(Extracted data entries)

========

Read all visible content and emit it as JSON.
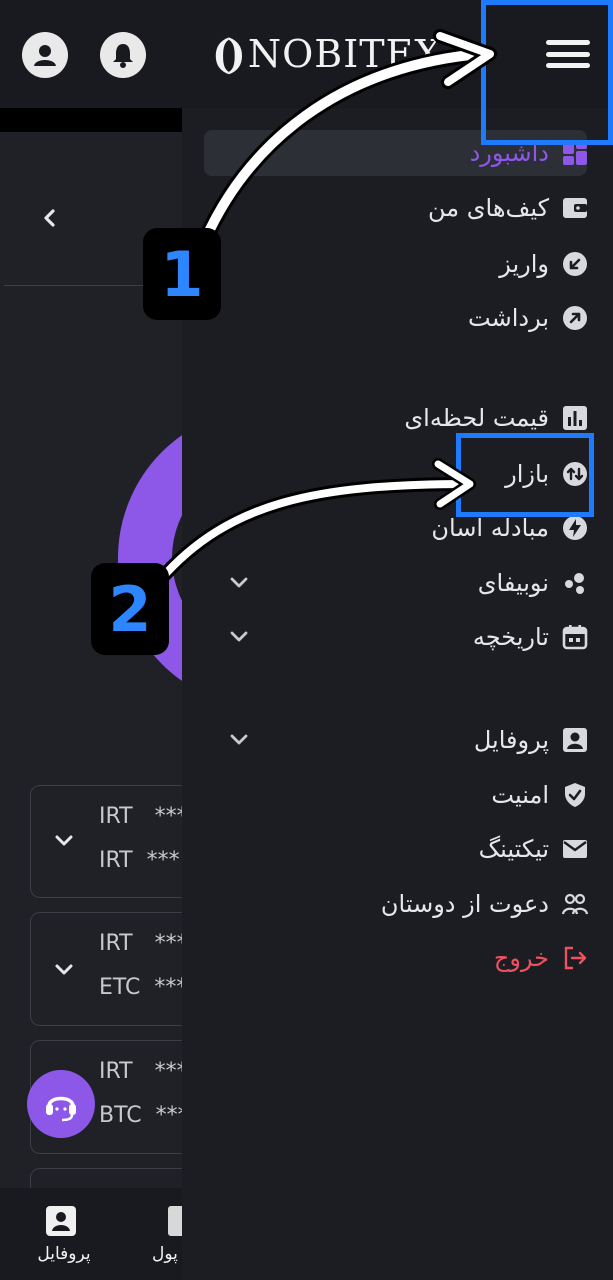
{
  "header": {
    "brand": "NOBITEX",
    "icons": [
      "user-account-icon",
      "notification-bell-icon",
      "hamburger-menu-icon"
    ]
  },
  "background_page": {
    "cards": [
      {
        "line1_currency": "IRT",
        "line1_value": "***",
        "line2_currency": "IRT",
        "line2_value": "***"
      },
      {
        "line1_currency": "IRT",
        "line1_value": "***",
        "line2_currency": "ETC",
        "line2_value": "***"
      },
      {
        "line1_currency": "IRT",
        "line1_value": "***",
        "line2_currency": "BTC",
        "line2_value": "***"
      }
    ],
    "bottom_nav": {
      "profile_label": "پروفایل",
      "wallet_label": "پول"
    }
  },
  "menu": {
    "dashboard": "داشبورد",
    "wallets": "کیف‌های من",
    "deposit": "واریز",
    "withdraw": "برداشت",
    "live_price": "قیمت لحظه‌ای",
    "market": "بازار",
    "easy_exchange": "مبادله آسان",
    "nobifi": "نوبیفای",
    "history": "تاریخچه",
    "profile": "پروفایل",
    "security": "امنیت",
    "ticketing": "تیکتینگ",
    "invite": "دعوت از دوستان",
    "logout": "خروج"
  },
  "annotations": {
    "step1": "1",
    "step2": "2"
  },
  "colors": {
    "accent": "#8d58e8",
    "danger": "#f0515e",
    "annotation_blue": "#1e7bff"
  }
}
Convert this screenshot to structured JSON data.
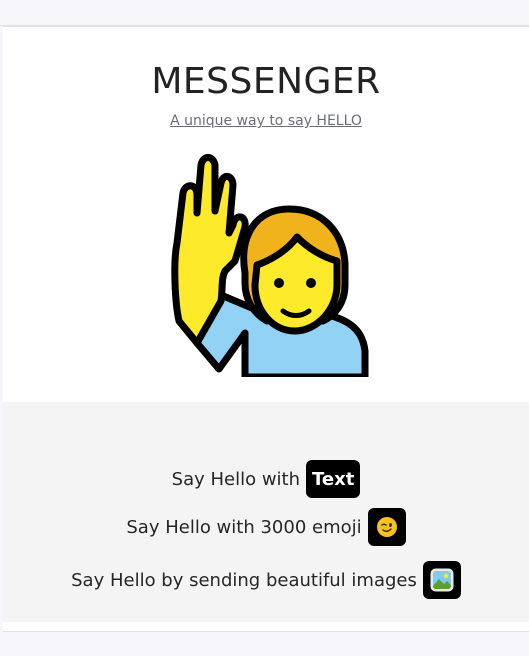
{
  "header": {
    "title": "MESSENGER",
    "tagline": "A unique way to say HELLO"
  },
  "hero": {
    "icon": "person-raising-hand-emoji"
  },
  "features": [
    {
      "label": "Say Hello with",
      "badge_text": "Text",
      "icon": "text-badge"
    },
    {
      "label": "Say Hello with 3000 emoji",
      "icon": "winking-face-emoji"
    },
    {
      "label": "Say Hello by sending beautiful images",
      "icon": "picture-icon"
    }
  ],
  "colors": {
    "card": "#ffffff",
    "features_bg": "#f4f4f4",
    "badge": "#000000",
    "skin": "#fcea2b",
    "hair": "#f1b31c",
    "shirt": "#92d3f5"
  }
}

========

_CHALLENGE_: Retype every record above exactly as written, but leave out the pictures.

_COMPLETE OUTPUT_:
Read all visible content and emit it as JSON.
{
  "header": {
    "brand": "NOBITEX",
    "icons": [
      "user-account-icon",
      "notification-bell-icon",
      "hamburger-menu-icon"
    ]
  },
  "background_page": {
    "cards": [
      {
        "line1_currency": "IRT",
        "line1_value": "***",
        "line2_currency": "IRT",
        "line2_value": "***"
      },
      {
        "line1_currency": "IRT",
        "line1_value": "***",
        "line2_currency": "ETC",
        "line2_value": "***"
      },
      {
        "line1_currency": "IRT",
        "line1_value": "***",
        "line2_currency": "BTC",
        "line2_value": "***"
      }
    ],
    "bottom_nav": {
      "profile_label": "پروفایل",
      "wallet_label": "پول"
    }
  },
  "menu": {
    "dashboard": "داشبورد",
    "wallets": "کیف‌های من",
    "deposit": "واریز",
    "withdraw": "برداشت",
    "live_price": "قیمت لحظه‌ای",
    "market": "بازار",
    "easy_exchange": "مبادله آسان",
    "nobifi": "نوبیفای",
    "history": "تاریخچه",
    "profile": "پروفایل",
    "security": "امنیت",
    "ticketing": "تیکتینگ",
    "invite": "دعوت از دوستان",
    "logout": "خروج"
  },
  "annotations": {
    "step1": "1",
    "step2": "2"
  },
  "colors": {
    "accent": "#8d58e8",
    "danger": "#f0515e",
    "annotation_blue": "#1e7bff"
  }
}
Convert this screenshot to structured JSON data.
{
  "header": {
    "title": "MESSENGER",
    "tagline": "A unique way to say HELLO"
  },
  "hero": {
    "icon": "person-raising-hand-emoji"
  },
  "features": [
    {
      "label": "Say Hello with",
      "badge_text": "Text",
      "icon": "text-badge"
    },
    {
      "label": "Say Hello with 3000 emoji",
      "icon": "winking-face-emoji"
    },
    {
      "label": "Say Hello by sending beautiful images",
      "icon": "picture-icon"
    }
  ],
  "colors": {
    "card": "#ffffff",
    "features_bg": "#f4f4f4",
    "badge": "#000000",
    "skin": "#fcea2b",
    "hair": "#f1b31c",
    "shirt": "#92d3f5"
  }
}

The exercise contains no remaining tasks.